Exercise prompt:
Please print exactly the lines running from the one that contains "Enumerate this screenshot's" to the end of the data, with both lines included.

Exercise inputs:
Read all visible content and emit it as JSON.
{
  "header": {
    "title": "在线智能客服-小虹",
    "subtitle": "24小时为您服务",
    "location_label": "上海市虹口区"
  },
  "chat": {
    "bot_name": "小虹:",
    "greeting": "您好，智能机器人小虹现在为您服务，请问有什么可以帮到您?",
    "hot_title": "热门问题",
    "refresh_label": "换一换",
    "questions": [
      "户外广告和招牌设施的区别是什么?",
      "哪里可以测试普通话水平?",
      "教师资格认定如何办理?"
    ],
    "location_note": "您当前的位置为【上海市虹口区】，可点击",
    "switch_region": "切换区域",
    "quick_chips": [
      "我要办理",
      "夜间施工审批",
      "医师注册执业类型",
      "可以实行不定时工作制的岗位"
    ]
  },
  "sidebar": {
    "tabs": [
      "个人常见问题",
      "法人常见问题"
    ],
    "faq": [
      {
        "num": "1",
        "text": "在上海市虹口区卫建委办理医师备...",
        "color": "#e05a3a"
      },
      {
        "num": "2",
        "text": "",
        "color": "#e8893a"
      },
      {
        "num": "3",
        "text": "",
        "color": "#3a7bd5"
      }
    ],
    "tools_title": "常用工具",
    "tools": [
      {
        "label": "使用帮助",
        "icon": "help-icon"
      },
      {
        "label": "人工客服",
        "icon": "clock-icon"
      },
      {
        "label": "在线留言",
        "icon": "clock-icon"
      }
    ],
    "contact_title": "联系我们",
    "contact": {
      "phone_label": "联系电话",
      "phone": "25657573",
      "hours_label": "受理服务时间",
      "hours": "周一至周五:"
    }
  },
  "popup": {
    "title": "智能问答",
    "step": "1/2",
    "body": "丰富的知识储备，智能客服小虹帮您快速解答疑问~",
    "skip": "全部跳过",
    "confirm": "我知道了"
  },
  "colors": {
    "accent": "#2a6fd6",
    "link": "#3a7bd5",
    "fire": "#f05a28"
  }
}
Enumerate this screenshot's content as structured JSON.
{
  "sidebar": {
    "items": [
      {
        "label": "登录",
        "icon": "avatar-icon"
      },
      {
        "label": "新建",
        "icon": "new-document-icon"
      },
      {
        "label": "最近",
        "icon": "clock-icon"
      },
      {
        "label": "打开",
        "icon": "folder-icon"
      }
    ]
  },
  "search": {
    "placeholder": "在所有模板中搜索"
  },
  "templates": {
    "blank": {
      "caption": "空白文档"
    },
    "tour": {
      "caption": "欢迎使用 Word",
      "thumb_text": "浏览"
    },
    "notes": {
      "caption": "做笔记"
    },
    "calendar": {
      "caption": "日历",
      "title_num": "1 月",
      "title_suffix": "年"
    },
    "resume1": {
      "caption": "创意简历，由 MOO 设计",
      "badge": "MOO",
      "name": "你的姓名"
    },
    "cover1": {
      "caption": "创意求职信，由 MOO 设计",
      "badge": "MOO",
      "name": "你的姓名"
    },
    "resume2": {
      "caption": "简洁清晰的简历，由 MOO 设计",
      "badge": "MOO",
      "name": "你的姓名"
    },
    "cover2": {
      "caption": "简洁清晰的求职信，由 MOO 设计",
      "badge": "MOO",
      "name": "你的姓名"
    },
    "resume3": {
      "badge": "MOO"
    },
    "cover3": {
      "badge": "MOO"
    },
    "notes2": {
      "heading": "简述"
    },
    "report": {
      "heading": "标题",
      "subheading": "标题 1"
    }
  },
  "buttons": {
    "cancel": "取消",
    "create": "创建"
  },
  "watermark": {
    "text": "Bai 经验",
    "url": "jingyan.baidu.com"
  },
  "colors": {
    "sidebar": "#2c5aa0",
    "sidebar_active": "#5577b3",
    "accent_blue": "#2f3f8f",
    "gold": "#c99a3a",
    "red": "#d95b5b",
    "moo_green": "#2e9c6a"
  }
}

Exercise output:
Enumerate this screenshot's content as structured JSON.
{
  "sidebar": {
    "items": [
      {
        "label": "登录",
        "icon": "avatar-icon"
      },
      {
        "label": "新建",
        "icon": "new-document-icon"
      },
      {
        "label": "最近",
        "icon": "clock-icon"
      },
      {
        "label": "打开",
        "icon": "folder-icon"
      }
    ]
  },
  "search": {
    "placeholder": "在所有模板中搜索"
  },
  "templates": {
    "blank": {
      "caption": "空白文档"
    },
    "tour": {
      "caption": "欢迎使用 Word",
      "thumb_text": "浏览"
    },
    "notes": {
      "caption": "做笔记"
    },
    "calendar": {
      "caption": "日历",
      "title_num": "1 月",
      "title_suffix": "年"
    },
    "resume1": {
      "caption": "创意简历，由 MOO 设计",
      "badge": "MOO",
      "name": "你的姓名"
    },
    "cover1": {
      "caption": "创意求职信，由 MOO 设计",
      "badge": "MOO",
      "name": "你的姓名"
    },
    "resume2": {
      "caption": "简洁清晰的简历，由 MOO 设计",
      "badge": "MOO",
      "name": "你的姓名"
    },
    "cover2": {
      "caption": "简洁清晰的求职信，由 MOO 设计",
      "badge": "MOO",
      "name": "你的姓名"
    },
    "resume3": {
      "badge": "MOO"
    },
    "cover3": {
      "badge": "MOO"
    },
    "notes2": {
      "heading": "简述"
    },
    "report": {
      "heading": "标题",
      "subheading": "标题 1"
    }
  },
  "buttons": {
    "cancel": "取消",
    "create": "创建"
  },
  "watermark": {
    "text": "Bai 经验",
    "url": "jingyan.baidu.com"
  },
  "colors": {
    "sidebar": "#2c5aa0",
    "sidebar_active": "#5577b3",
    "accent_blue": "#2f3f8f",
    "gold": "#c99a3a",
    "red": "#d95b5b",
    "moo_green": "#2e9c6a"
  }
}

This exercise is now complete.